■ ENTRIES
▬▬▬▬▬▬

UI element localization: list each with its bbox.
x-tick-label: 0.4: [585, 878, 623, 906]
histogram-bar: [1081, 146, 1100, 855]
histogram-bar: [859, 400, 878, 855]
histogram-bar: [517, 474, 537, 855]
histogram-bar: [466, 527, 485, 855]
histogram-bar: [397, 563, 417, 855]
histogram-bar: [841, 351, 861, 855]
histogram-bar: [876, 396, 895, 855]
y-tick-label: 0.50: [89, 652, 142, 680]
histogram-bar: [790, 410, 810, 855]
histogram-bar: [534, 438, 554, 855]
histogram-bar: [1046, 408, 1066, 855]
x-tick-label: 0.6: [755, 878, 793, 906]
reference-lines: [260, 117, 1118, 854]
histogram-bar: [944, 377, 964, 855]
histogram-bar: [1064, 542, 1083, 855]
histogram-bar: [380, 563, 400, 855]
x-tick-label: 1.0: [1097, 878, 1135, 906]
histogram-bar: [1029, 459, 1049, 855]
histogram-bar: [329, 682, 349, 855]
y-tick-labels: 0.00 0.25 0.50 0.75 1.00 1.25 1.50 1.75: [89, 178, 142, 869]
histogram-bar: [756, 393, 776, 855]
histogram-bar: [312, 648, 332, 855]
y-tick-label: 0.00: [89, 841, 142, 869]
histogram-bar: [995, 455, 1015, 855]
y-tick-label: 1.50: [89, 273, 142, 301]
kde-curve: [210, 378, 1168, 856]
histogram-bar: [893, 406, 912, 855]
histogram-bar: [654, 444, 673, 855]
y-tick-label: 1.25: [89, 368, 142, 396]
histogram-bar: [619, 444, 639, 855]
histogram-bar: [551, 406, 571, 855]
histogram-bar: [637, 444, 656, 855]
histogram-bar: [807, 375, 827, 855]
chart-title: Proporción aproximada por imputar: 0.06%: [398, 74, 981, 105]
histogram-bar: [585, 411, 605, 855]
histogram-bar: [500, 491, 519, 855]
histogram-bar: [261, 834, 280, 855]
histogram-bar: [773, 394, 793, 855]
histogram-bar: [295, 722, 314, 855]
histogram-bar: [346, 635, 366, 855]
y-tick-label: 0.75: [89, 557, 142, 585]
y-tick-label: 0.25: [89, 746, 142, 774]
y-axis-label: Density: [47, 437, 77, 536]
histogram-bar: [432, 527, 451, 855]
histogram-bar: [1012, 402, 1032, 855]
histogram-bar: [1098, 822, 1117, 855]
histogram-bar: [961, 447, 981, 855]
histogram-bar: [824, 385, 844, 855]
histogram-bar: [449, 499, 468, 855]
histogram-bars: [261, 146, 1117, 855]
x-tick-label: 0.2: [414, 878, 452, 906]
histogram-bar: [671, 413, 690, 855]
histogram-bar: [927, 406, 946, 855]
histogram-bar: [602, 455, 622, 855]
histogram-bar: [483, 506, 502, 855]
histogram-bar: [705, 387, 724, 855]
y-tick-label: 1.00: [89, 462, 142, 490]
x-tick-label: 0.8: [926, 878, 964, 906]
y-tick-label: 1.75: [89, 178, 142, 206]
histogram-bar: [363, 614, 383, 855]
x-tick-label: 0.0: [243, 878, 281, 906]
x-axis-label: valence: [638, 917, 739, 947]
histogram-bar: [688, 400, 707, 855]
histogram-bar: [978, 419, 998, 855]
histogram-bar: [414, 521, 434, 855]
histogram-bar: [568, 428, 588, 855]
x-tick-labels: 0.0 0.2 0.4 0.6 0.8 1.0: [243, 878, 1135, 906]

▬▬▬▬▬▬

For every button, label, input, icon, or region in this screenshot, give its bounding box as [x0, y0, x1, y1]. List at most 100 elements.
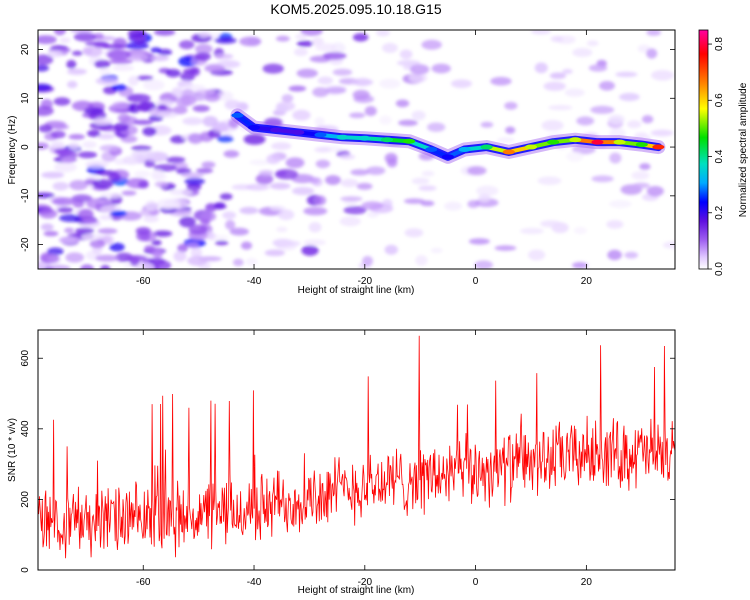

▬▬▬▬▬▬

Convert the lines starting at the one containing "UI element localization: list" and ending after the one containing "histogram-bar: [312, 648, 332, 855]" into a two-column CSV with the headers instruction and reply. Give one row per instruction with its reply, quote each field, and replace line breaks with spaces.

instruction,reply
"UI element localization: list each with its bbox.","x-tick-label: 0.4: [585, 878, 623, 906] histogram-bar: [1081, 146, 1100, 855] histogram-bar: [859, 400, 878, 855] histogram-bar: [517, 474, 537, 855] histogram-bar: [466, 527, 485, 855] histogram-bar: [397, 563, 417, 855] histogram-bar: [841, 351, 861, 855] histogram-bar: [876, 396, 895, 855] y-tick-label: 0.50: [89, 652, 142, 680] histogram-bar: [790, 410, 810, 855] histogram-bar: [534, 438, 554, 855] histogram-bar: [1046, 408, 1066, 855] x-tick-label: 0.6: [755, 878, 793, 906] reference-lines: [260, 117, 1118, 854] histogram-bar: [944, 377, 964, 855] histogram-bar: [1064, 542, 1083, 855] histogram-bar: [380, 563, 400, 855] x-tick-label: 1.0: [1097, 878, 1135, 906] histogram-bar: [1029, 459, 1049, 855] histogram-bar: [329, 682, 349, 855] y-tick-labels: 0.00 0.25 0.50 0.75 1.00 1.25 1.50 1.75: [89, 178, 142, 869] histogram-bar: [756, 393, 776, 855] histogram-bar: [312, 648, 332, 855]"